* To do *
Collect each line containing "color".

* Dataset rows *
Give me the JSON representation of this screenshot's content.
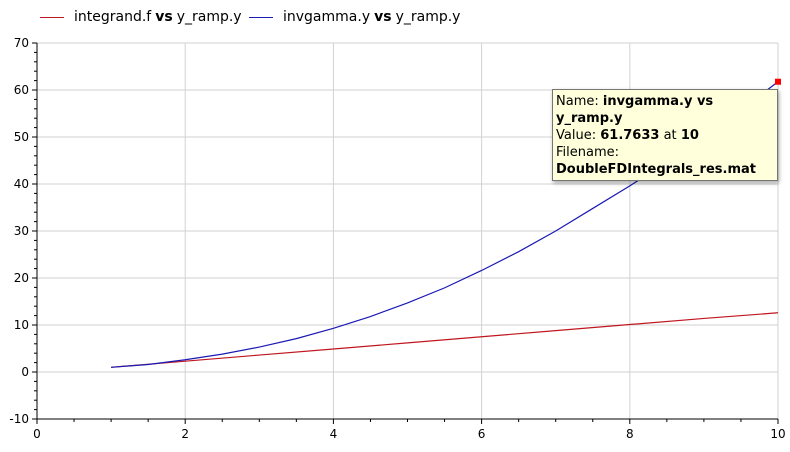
{
  "legend": [
    {
      "var": "integrand.f",
      "vs": "vs",
      "xvar": "y_ramp.y",
      "color": "#c0161f"
    },
    {
      "var": "invgamma.y",
      "vs": "vs",
      "xvar": "y_ramp.y",
      "color": "#1a1ab5"
    }
  ],
  "tooltip": {
    "name_label": "Name:",
    "name_value": "invgamma.y vs y_ramp.y",
    "value_label": "Value:",
    "value_value": "61.7633",
    "at_label": "at",
    "at_value": "10",
    "filename_label": "Filename:",
    "filename_value": "DoubleFDIntegrals_res.mat"
  },
  "chart_data": {
    "type": "line",
    "title": "",
    "xlabel": "",
    "ylabel": "",
    "xlim": [
      0,
      10
    ],
    "ylim": [
      -10,
      70
    ],
    "xticks": [
      0,
      2,
      4,
      6,
      8,
      10
    ],
    "yticks": [
      -10,
      0,
      10,
      20,
      30,
      40,
      50,
      60,
      70
    ],
    "grid": true,
    "legend_position": "top-left",
    "series": [
      {
        "name": "integrand.f vs y_ramp.y",
        "color": "#c0161f",
        "x": [
          1,
          2,
          3,
          4,
          5,
          6,
          7,
          8,
          9,
          10
        ],
        "y": [
          1.0,
          2.3,
          3.6,
          4.9,
          6.2,
          7.5,
          8.8,
          10.1,
          11.4,
          12.6
        ]
      },
      {
        "name": "invgamma.y vs y_ramp.y",
        "color": "#1a1ab5",
        "x": [
          1,
          1.5,
          2,
          2.5,
          3,
          3.5,
          4,
          4.5,
          5,
          5.5,
          6,
          6.5,
          7,
          7.5,
          8,
          8.5,
          9,
          9.5,
          10
        ],
        "y": [
          1.0,
          1.6,
          2.6,
          3.8,
          5.3,
          7.1,
          9.3,
          11.8,
          14.7,
          17.9,
          21.6,
          25.6,
          30.0,
          34.8,
          39.6,
          44.7,
          50.1,
          55.8,
          61.76
        ]
      }
    ]
  }
}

* Correct answer *
      "color": "#c0161f"
      "color": "#1a1ab5"
        "color": "#c0161f",
        "color": "#1a1ab5",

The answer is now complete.